-- start Data for processing --

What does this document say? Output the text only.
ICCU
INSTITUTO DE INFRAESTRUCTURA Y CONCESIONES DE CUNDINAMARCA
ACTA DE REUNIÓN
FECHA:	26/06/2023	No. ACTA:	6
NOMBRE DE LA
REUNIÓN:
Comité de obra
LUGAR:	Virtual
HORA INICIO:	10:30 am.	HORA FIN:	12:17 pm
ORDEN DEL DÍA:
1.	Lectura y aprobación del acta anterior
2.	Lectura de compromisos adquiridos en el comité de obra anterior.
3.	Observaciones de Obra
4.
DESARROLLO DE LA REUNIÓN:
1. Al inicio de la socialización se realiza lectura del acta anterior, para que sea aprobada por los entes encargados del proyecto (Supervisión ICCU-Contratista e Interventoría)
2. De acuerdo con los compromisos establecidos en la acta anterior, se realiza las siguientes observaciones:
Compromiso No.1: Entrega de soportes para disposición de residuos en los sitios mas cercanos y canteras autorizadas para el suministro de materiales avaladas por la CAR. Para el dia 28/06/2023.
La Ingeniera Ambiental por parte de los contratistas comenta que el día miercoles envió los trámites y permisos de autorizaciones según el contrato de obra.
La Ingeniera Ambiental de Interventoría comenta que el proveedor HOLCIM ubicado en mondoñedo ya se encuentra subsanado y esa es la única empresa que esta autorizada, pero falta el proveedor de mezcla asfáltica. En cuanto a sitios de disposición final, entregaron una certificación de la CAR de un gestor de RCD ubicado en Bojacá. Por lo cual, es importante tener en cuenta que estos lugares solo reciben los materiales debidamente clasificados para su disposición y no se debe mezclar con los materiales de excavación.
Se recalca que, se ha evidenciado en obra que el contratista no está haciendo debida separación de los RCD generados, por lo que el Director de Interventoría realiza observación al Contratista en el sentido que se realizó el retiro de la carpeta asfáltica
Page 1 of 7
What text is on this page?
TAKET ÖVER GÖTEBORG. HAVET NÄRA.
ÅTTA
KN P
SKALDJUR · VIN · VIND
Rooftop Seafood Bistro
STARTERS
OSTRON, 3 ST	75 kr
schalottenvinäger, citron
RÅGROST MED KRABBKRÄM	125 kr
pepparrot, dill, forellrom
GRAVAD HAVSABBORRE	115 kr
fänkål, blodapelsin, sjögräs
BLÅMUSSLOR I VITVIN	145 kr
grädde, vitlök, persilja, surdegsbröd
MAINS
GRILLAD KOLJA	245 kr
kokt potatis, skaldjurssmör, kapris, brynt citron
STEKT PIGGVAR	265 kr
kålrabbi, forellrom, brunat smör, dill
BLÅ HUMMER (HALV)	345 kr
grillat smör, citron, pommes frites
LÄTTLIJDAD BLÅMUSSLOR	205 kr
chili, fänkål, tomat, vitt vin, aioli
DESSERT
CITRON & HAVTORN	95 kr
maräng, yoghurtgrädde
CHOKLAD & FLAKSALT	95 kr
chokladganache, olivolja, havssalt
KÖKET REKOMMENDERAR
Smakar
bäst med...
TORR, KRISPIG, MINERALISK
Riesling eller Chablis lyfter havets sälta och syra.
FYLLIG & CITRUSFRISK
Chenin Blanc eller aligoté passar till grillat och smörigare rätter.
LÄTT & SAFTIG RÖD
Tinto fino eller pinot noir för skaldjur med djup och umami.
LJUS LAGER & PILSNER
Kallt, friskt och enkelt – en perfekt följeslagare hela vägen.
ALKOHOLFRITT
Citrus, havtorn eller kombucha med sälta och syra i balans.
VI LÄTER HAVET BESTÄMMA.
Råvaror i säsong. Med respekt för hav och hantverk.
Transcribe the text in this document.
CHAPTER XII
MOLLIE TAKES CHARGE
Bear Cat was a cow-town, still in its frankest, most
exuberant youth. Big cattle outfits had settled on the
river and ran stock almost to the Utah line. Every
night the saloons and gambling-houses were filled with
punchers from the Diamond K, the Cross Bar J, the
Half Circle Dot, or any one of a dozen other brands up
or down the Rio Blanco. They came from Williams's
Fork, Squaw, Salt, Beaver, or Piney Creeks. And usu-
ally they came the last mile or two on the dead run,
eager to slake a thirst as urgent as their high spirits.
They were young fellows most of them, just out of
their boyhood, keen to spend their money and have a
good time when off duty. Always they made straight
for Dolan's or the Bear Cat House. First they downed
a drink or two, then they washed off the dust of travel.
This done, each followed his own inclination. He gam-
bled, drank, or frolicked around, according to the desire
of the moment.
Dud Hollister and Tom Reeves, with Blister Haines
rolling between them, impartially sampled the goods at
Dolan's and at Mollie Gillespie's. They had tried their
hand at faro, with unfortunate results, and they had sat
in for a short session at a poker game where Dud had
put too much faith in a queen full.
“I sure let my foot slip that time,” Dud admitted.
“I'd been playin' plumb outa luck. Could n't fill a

-- end Data for processing --

## What this task involves:
Send back all of the entries exactly, with nothing missing.

## Written solution:
What does this document say? Output the text only.
ICCU
INSTITUTO DE INFRAESTRUCTURA Y CONCESIONES DE CUNDINAMARCA
ACTA DE REUNIÓN
FECHA:	26/06/2023	No. ACTA:	6
NOMBRE DE LA
REUNIÓN:
Comité de obra
LUGAR:	Virtual
HORA INICIO:	10:30 am.	HORA FIN:	12:17 pm
ORDEN DEL DÍA:
1.	Lectura y aprobación del acta anterior
2.	Lectura de compromisos adquiridos en el comité de obra anterior.
3.	Observaciones de Obra
4.
DESARROLLO DE LA REUNIÓN:
1. Al inicio de la socialización se realiza lectura del acta anterior, para que sea aprobada por los entes encargados del proyecto (Supervisión ICCU-Contratista e Interventoría)
2. De acuerdo con los compromisos establecidos en la acta anterior, se realiza las siguientes observaciones:
Compromiso No.1: Entrega de soportes para disposición de residuos en los sitios mas cercanos y canteras autorizadas para el suministro de materiales avaladas por la CAR. Para el dia 28/06/2023.
La Ingeniera Ambiental por parte de los contratistas comenta que el día miercoles envió los trámites y permisos de autorizaciones según el contrato de obra.
La Ingeniera Ambiental de Interventoría comenta que el proveedor HOLCIM ubicado en mondoñedo ya se encuentra subsanado y esa es la única empresa que esta autorizada, pero falta el proveedor de mezcla asfáltica. En cuanto a sitios de disposición final, entregaron una certificación de la CAR de un gestor de RCD ubicado en Bojacá. Por lo cual, es importante tener en cuenta que estos lugares solo reciben los materiales debidamente clasificados para su disposición y no se debe mezclar con los materiales de excavación.
Se recalca que, se ha evidenciado en obra que el contratista no está haciendo debida separación de los RCD generados, por lo que el Director de Interventoría realiza observación al Contratista en el sentido que se realizó el retiro de la carpeta asfáltica
Page 1 of 7
What text is on this page?
TAKET ÖVER GÖTEBORG. HAVET NÄRA.
ÅTTA
KN P
SKALDJUR · VIN · VIND
Rooftop Seafood Bistro
STARTERS
OSTRON, 3 ST	75 kr
schalottenvinäger, citron
RÅGROST MED KRABBKRÄM	125 kr
pepparrot, dill, forellrom
GRAVAD HAVSABBORRE	115 kr
fänkål, blodapelsin, sjögräs
BLÅMUSSLOR I VITVIN	145 kr
grädde, vitlök, persilja, surdegsbröd
MAINS
GRILLAD KOLJA	245 kr
kokt potatis, skaldjurssmör, kapris, brynt citron
STEKT PIGGVAR	265 kr
kålrabbi, forellrom, brunat smör, dill
BLÅ HUMMER (HALV)	345 kr
grillat smör, citron, pommes frites
LÄTTLIJDAD BLÅMUSSLOR	205 kr
chili, fänkål, tomat, vitt vin, aioli
DESSERT
CITRON & HAVTORN	95 kr
maräng, yoghurtgrädde
CHOKLAD & FLAKSALT	95 kr
chokladganache, olivolja, havssalt
KÖKET REKOMMENDERAR
Smakar
bäst med...
TORR, KRISPIG, MINERALISK
Riesling eller Chablis lyfter havets sälta och syra.
FYLLIG & CITRUSFRISK
Chenin Blanc eller aligoté passar till grillat och smörigare rätter.
LÄTT & SAFTIG RÖD
Tinto fino eller pinot noir för skaldjur med djup och umami.
LJUS LAGER & PILSNER
Kallt, friskt och enkelt – en perfekt följeslagare hela vägen.
ALKOHOLFRITT
Citrus, havtorn eller kombucha med sälta och syra i balans.
VI LÄTER HAVET BESTÄMMA.
Råvaror i säsong. Med respekt för hav och hantverk.
Transcribe the text in this document.
CHAPTER XII
MOLLIE TAKES CHARGE
Bear Cat was a cow-town, still in its frankest, most
exuberant youth. Big cattle outfits had settled on the
river and ran stock almost to the Utah line. Every
night the saloons and gambling-houses were filled with
punchers from the Diamond K, the Cross Bar J, the
Half Circle Dot, or any one of a dozen other brands up
or down the Rio Blanco. They came from Williams's
Fork, Squaw, Salt, Beaver, or Piney Creeks. And usu-
ally they came the last mile or two on the dead run,
eager to slake a thirst as urgent as their high spirits.
They were young fellows most of them, just out of
their boyhood, keen to spend their money and have a
good time when off duty. Always they made straight
for Dolan's or the Bear Cat House. First they downed
a drink or two, then they washed off the dust of travel.
This done, each followed his own inclination. He gam-
bled, drank, or frolicked around, according to the desire
of the moment.
Dud Hollister and Tom Reeves, with Blister Haines
rolling between them, impartially sampled the goods at
Dolan's and at Mollie Gillespie's. They had tried their
hand at faro, with unfortunate results, and they had sat
in for a short session at a poker game where Dud had
put too much faith in a queen full.
“I sure let my foot slip that time,” Dud admitted.
“I'd been playin' plumb outa luck. Could n't fill a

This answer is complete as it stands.